Records about charts and figures:
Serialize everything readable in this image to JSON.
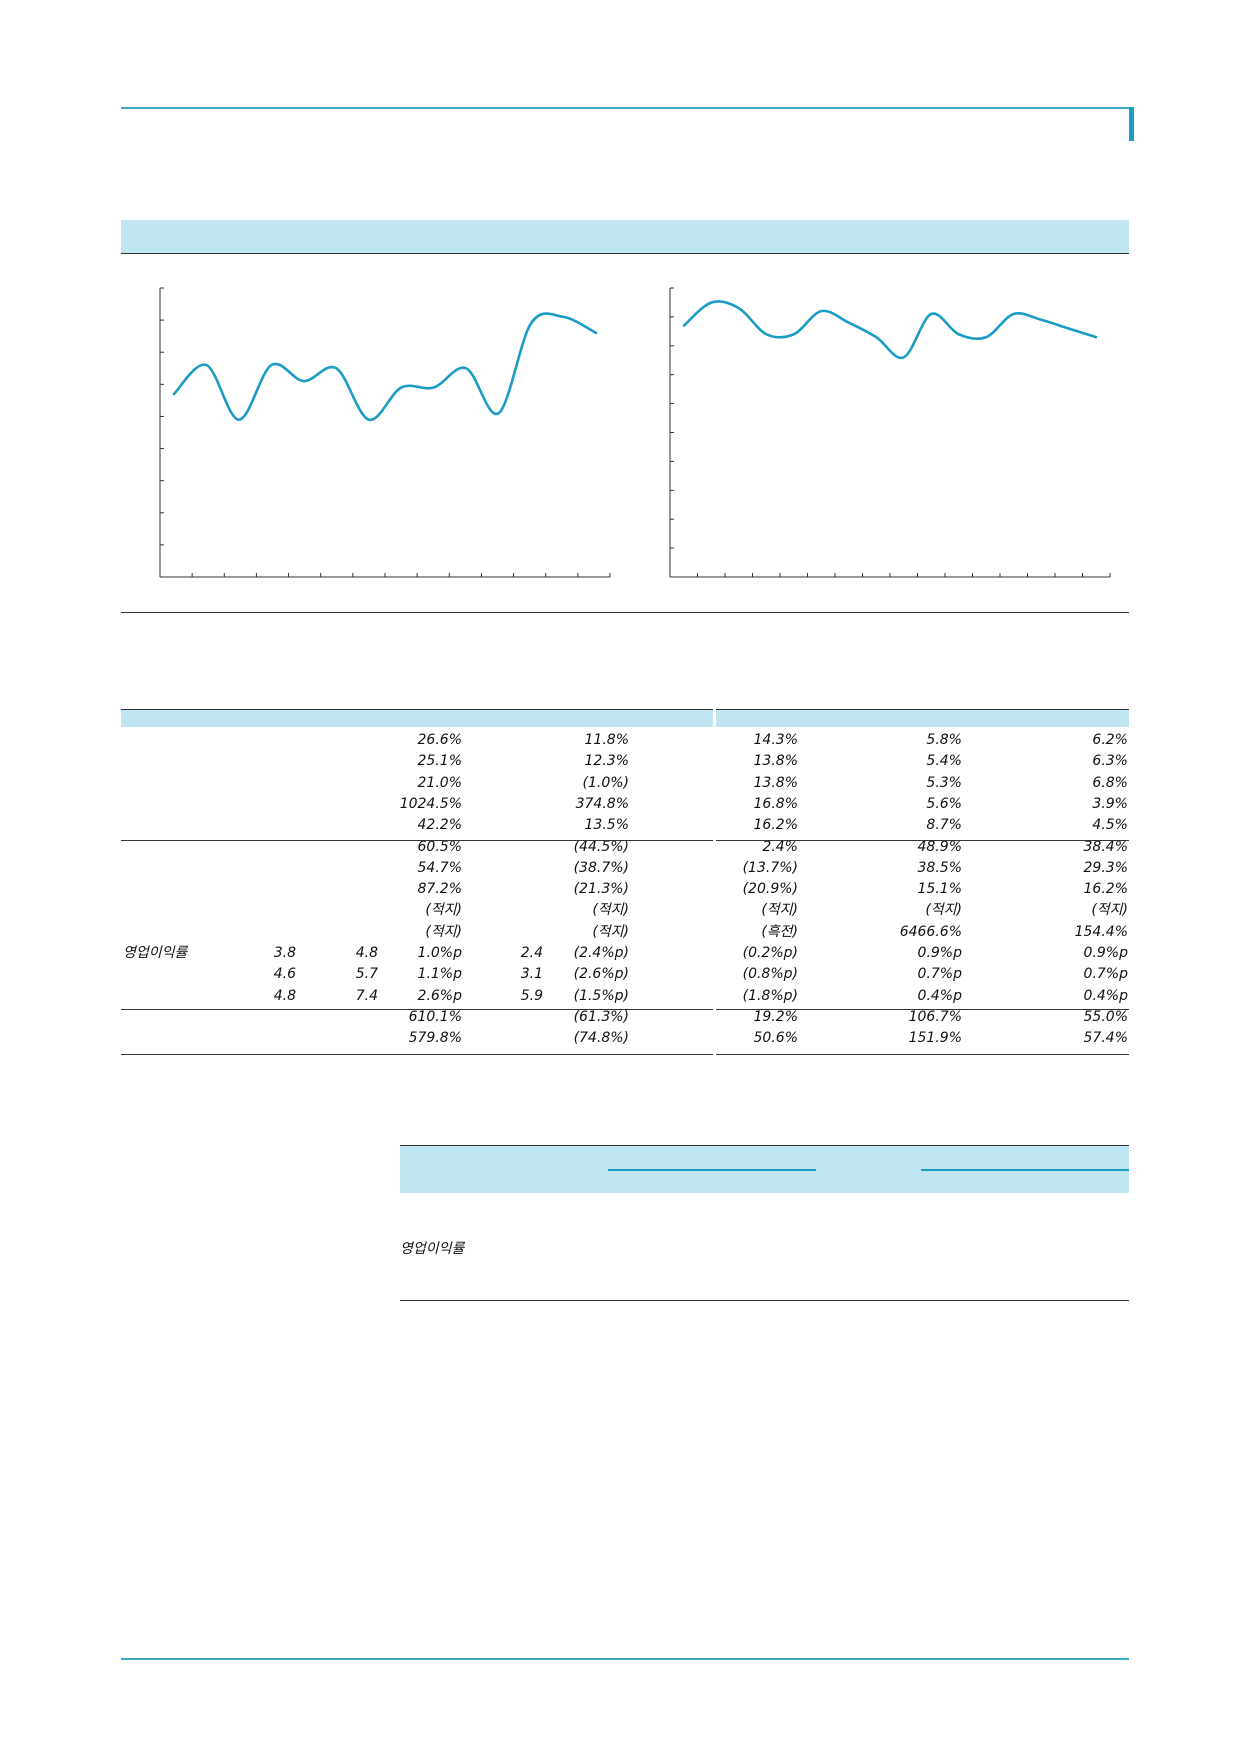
{
  "colors": {
    "accent": "#1a9cc5",
    "header_fill": "#c0e7f1",
    "line": "#1a9cc5"
  },
  "chart_data": [
    {
      "type": "line",
      "title": "",
      "xlabel": "",
      "ylabel": "",
      "x": [
        1,
        2,
        3,
        4,
        5,
        6,
        7,
        8,
        9,
        10,
        11,
        12,
        13,
        14
      ],
      "series": [
        {
          "values": [
            5.7,
            6.6,
            4.9,
            6.6,
            6.1,
            6.5,
            4.9,
            5.9,
            5.9,
            6.5,
            5.1,
            7.9,
            8.1,
            7.6
          ]
        }
      ],
      "ylim": [
        0,
        9
      ],
      "ticks_x": 14,
      "ticks_y": 9,
      "grid": false
    },
    {
      "type": "line",
      "title": "",
      "xlabel": "",
      "ylabel": "",
      "x": [
        1,
        2,
        3,
        4,
        5,
        6,
        7,
        8,
        9,
        10,
        11,
        12,
        13,
        14,
        15,
        16
      ],
      "series": [
        {
          "values": [
            8.7,
            9.5,
            9.3,
            8.4,
            8.4,
            9.2,
            8.8,
            8.3,
            7.6,
            9.1,
            8.4,
            8.3,
            9.1,
            8.9,
            8.6,
            8.3
          ]
        }
      ],
      "ylim": [
        0,
        10
      ],
      "ticks_x": 16,
      "ticks_y": 10,
      "grid": false
    }
  ],
  "table": {
    "rows": [
      {
        "label": "",
        "a": "",
        "b": "",
        "c": "26.6%",
        "d": "",
        "e": "11.8%",
        "f": "14.3%",
        "g": "5.8%",
        "h": "6.2%"
      },
      {
        "label": "",
        "a": "",
        "b": "",
        "c": "25.1%",
        "d": "",
        "e": "12.3%",
        "f": "13.8%",
        "g": "5.4%",
        "h": "6.3%"
      },
      {
        "label": "",
        "a": "",
        "b": "",
        "c": "21.0%",
        "d": "",
        "e": "(1.0%)",
        "f": "13.8%",
        "g": "5.3%",
        "h": "6.8%"
      },
      {
        "label": "",
        "a": "",
        "b": "",
        "c": "1024.5%",
        "d": "",
        "e": "374.8%",
        "f": "16.8%",
        "g": "5.6%",
        "h": "3.9%"
      },
      {
        "label": "",
        "a": "",
        "b": "",
        "c": "42.2%",
        "d": "",
        "e": "13.5%",
        "f": "16.2%",
        "g": "8.7%",
        "h": "4.5%"
      },
      {
        "label": "",
        "a": "",
        "b": "",
        "c": "60.5%",
        "d": "",
        "e": "(44.5%)",
        "f": "2.4%",
        "g": "48.9%",
        "h": "38.4%"
      },
      {
        "label": "",
        "a": "",
        "b": "",
        "c": "54.7%",
        "d": "",
        "e": "(38.7%)",
        "f": "(13.7%)",
        "g": "38.5%",
        "h": "29.3%"
      },
      {
        "label": "",
        "a": "",
        "b": "",
        "c": "87.2%",
        "d": "",
        "e": "(21.3%)",
        "f": "(20.9%)",
        "g": "15.1%",
        "h": "16.2%"
      },
      {
        "label": "",
        "a": "",
        "b": "",
        "c": "(적지)",
        "d": "",
        "e": "(적지)",
        "f": "(적지)",
        "g": "(적지)",
        "h": "(적지)"
      },
      {
        "label": "",
        "a": "",
        "b": "",
        "c": "(적지)",
        "d": "",
        "e": "(적지)",
        "f": "(흑전)",
        "g": "6466.6%",
        "h": "154.4%"
      },
      {
        "label": "영업이익률",
        "a": "3.8",
        "b": "4.8",
        "c": "1.0%p",
        "d": "2.4",
        "e": "(2.4%p)",
        "f": "(0.2%p)",
        "g": "0.9%p",
        "h": "0.9%p"
      },
      {
        "label": "",
        "a": "4.6",
        "b": "5.7",
        "c": "1.1%p",
        "d": "3.1",
        "e": "(2.6%p)",
        "f": "(0.8%p)",
        "g": "0.7%p",
        "h": "0.7%p"
      },
      {
        "label": "",
        "a": "4.8",
        "b": "7.4",
        "c": "2.6%p",
        "d": "5.9",
        "e": "(1.5%p)",
        "f": "(1.8%p)",
        "g": "0.4%p",
        "h": "0.4%p"
      },
      {
        "label": "",
        "a": "",
        "b": "",
        "c": "610.1%",
        "d": "",
        "e": "(61.3%)",
        "f": "19.2%",
        "g": "106.7%",
        "h": "55.0%"
      },
      {
        "label": "",
        "a": "",
        "b": "",
        "c": "579.8%",
        "d": "",
        "e": "(74.8%)",
        "f": "50.6%",
        "g": "151.9%",
        "h": "57.4%"
      }
    ]
  },
  "table2": {
    "label": "영업이익률"
  }
}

* **TO DO**: Using the data above, print every line exactly, omitting pictures.

* **FINISHED ANSWER**:
Serialize everything readable in this image to JSON.
{
  "colors": {
    "accent": "#1a9cc5",
    "header_fill": "#c0e7f1",
    "line": "#1a9cc5"
  },
  "chart_data": [
    {
      "type": "line",
      "title": "",
      "xlabel": "",
      "ylabel": "",
      "x": [
        1,
        2,
        3,
        4,
        5,
        6,
        7,
        8,
        9,
        10,
        11,
        12,
        13,
        14
      ],
      "series": [
        {
          "values": [
            5.7,
            6.6,
            4.9,
            6.6,
            6.1,
            6.5,
            4.9,
            5.9,
            5.9,
            6.5,
            5.1,
            7.9,
            8.1,
            7.6
          ]
        }
      ],
      "ylim": [
        0,
        9
      ],
      "ticks_x": 14,
      "ticks_y": 9,
      "grid": false
    },
    {
      "type": "line",
      "title": "",
      "xlabel": "",
      "ylabel": "",
      "x": [
        1,
        2,
        3,
        4,
        5,
        6,
        7,
        8,
        9,
        10,
        11,
        12,
        13,
        14,
        15,
        16
      ],
      "series": [
        {
          "values": [
            8.7,
            9.5,
            9.3,
            8.4,
            8.4,
            9.2,
            8.8,
            8.3,
            7.6,
            9.1,
            8.4,
            8.3,
            9.1,
            8.9,
            8.6,
            8.3
          ]
        }
      ],
      "ylim": [
        0,
        10
      ],
      "ticks_x": 16,
      "ticks_y": 10,
      "grid": false
    }
  ],
  "table": {
    "rows": [
      {
        "label": "",
        "a": "",
        "b": "",
        "c": "26.6%",
        "d": "",
        "e": "11.8%",
        "f": "14.3%",
        "g": "5.8%",
        "h": "6.2%"
      },
      {
        "label": "",
        "a": "",
        "b": "",
        "c": "25.1%",
        "d": "",
        "e": "12.3%",
        "f": "13.8%",
        "g": "5.4%",
        "h": "6.3%"
      },
      {
        "label": "",
        "a": "",
        "b": "",
        "c": "21.0%",
        "d": "",
        "e": "(1.0%)",
        "f": "13.8%",
        "g": "5.3%",
        "h": "6.8%"
      },
      {
        "label": "",
        "a": "",
        "b": "",
        "c": "1024.5%",
        "d": "",
        "e": "374.8%",
        "f": "16.8%",
        "g": "5.6%",
        "h": "3.9%"
      },
      {
        "label": "",
        "a": "",
        "b": "",
        "c": "42.2%",
        "d": "",
        "e": "13.5%",
        "f": "16.2%",
        "g": "8.7%",
        "h": "4.5%"
      },
      {
        "label": "",
        "a": "",
        "b": "",
        "c": "60.5%",
        "d": "",
        "e": "(44.5%)",
        "f": "2.4%",
        "g": "48.9%",
        "h": "38.4%"
      },
      {
        "label": "",
        "a": "",
        "b": "",
        "c": "54.7%",
        "d": "",
        "e": "(38.7%)",
        "f": "(13.7%)",
        "g": "38.5%",
        "h": "29.3%"
      },
      {
        "label": "",
        "a": "",
        "b": "",
        "c": "87.2%",
        "d": "",
        "e": "(21.3%)",
        "f": "(20.9%)",
        "g": "15.1%",
        "h": "16.2%"
      },
      {
        "label": "",
        "a": "",
        "b": "",
        "c": "(적지)",
        "d": "",
        "e": "(적지)",
        "f": "(적지)",
        "g": "(적지)",
        "h": "(적지)"
      },
      {
        "label": "",
        "a": "",
        "b": "",
        "c": "(적지)",
        "d": "",
        "e": "(적지)",
        "f": "(흑전)",
        "g": "6466.6%",
        "h": "154.4%"
      },
      {
        "label": "영업이익률",
        "a": "3.8",
        "b": "4.8",
        "c": "1.0%p",
        "d": "2.4",
        "e": "(2.4%p)",
        "f": "(0.2%p)",
        "g": "0.9%p",
        "h": "0.9%p"
      },
      {
        "label": "",
        "a": "4.6",
        "b": "5.7",
        "c": "1.1%p",
        "d": "3.1",
        "e": "(2.6%p)",
        "f": "(0.8%p)",
        "g": "0.7%p",
        "h": "0.7%p"
      },
      {
        "label": "",
        "a": "4.8",
        "b": "7.4",
        "c": "2.6%p",
        "d": "5.9",
        "e": "(1.5%p)",
        "f": "(1.8%p)",
        "g": "0.4%p",
        "h": "0.4%p"
      },
      {
        "label": "",
        "a": "",
        "b": "",
        "c": "610.1%",
        "d": "",
        "e": "(61.3%)",
        "f": "19.2%",
        "g": "106.7%",
        "h": "55.0%"
      },
      {
        "label": "",
        "a": "",
        "b": "",
        "c": "579.8%",
        "d": "",
        "e": "(74.8%)",
        "f": "50.6%",
        "g": "151.9%",
        "h": "57.4%"
      }
    ]
  },
  "table2": {
    "label": "영업이익률"
  }
}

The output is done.